> [Objective] Leave every picture out and write out the records below exactly.

## BEGIN The records

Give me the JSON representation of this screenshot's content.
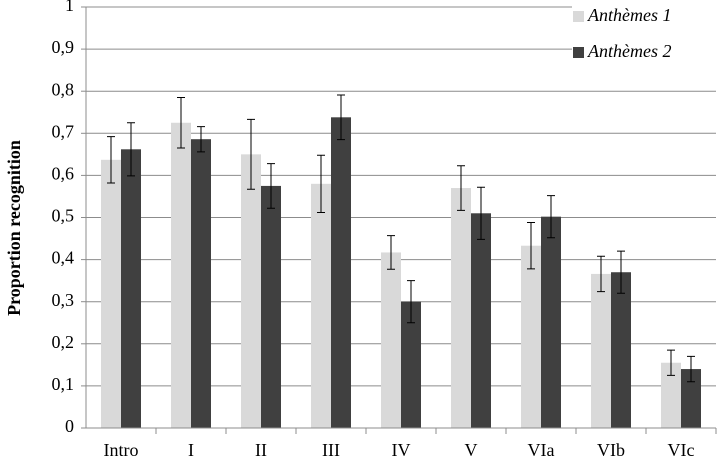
{
  "chart_data": {
    "type": "bar",
    "y_label": "Proportion recognition",
    "categories": [
      "Intro",
      "I",
      "II",
      "III",
      "IV",
      "V",
      "VIa",
      "VIb",
      "VIc"
    ],
    "series": [
      {
        "name": "Anthèmes 1",
        "color": "#d9d9d9",
        "values": [
          0.637,
          0.725,
          0.65,
          0.58,
          0.417,
          0.57,
          0.433,
          0.366,
          0.155
        ],
        "errors": [
          0.055,
          0.06,
          0.083,
          0.068,
          0.04,
          0.053,
          0.055,
          0.042,
          0.03
        ]
      },
      {
        "name": "Anthèmes 2",
        "color": "#404040",
        "values": [
          0.662,
          0.686,
          0.575,
          0.738,
          0.3,
          0.51,
          0.502,
          0.37,
          0.14
        ],
        "errors": [
          0.063,
          0.03,
          0.053,
          0.053,
          0.05,
          0.062,
          0.05,
          0.05,
          0.03
        ]
      }
    ],
    "ylim": [
      0,
      1
    ],
    "yticks": [
      0,
      {
        "value": 0.1,
        "label": "0,1"
      },
      {
        "value": 0.2,
        "label": "0,2"
      },
      {
        "value": 0.3,
        "label": "0,3"
      },
      {
        "value": 0.4,
        "label": "0,4"
      },
      {
        "value": 0.5,
        "label": "0,5"
      },
      {
        "value": 0.6,
        "label": "0,6"
      },
      {
        "value": 0.7,
        "label": "0,7"
      },
      {
        "value": 0.8,
        "label": "0,8"
      },
      {
        "value": 0.9,
        "label": "0,9"
      },
      1
    ],
    "grid": true,
    "legend": "top-right"
  }
}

## END The records

> [Task answer]
Give me the JSON representation of this screenshot's content.
{
  "chart_data": {
    "type": "bar",
    "y_label": "Proportion recognition",
    "categories": [
      "Intro",
      "I",
      "II",
      "III",
      "IV",
      "V",
      "VIa",
      "VIb",
      "VIc"
    ],
    "series": [
      {
        "name": "Anthèmes 1",
        "color": "#d9d9d9",
        "values": [
          0.637,
          0.725,
          0.65,
          0.58,
          0.417,
          0.57,
          0.433,
          0.366,
          0.155
        ],
        "errors": [
          0.055,
          0.06,
          0.083,
          0.068,
          0.04,
          0.053,
          0.055,
          0.042,
          0.03
        ]
      },
      {
        "name": "Anthèmes 2",
        "color": "#404040",
        "values": [
          0.662,
          0.686,
          0.575,
          0.738,
          0.3,
          0.51,
          0.502,
          0.37,
          0.14
        ],
        "errors": [
          0.063,
          0.03,
          0.053,
          0.053,
          0.05,
          0.062,
          0.05,
          0.05,
          0.03
        ]
      }
    ],
    "ylim": [
      0,
      1
    ],
    "yticks": [
      0,
      {
        "value": 0.1,
        "label": "0,1"
      },
      {
        "value": 0.2,
        "label": "0,2"
      },
      {
        "value": 0.3,
        "label": "0,3"
      },
      {
        "value": 0.4,
        "label": "0,4"
      },
      {
        "value": 0.5,
        "label": "0,5"
      },
      {
        "value": 0.6,
        "label": "0,6"
      },
      {
        "value": 0.7,
        "label": "0,7"
      },
      {
        "value": 0.8,
        "label": "0,8"
      },
      {
        "value": 0.9,
        "label": "0,9"
      },
      1
    ],
    "grid": true,
    "legend": "top-right"
  }
}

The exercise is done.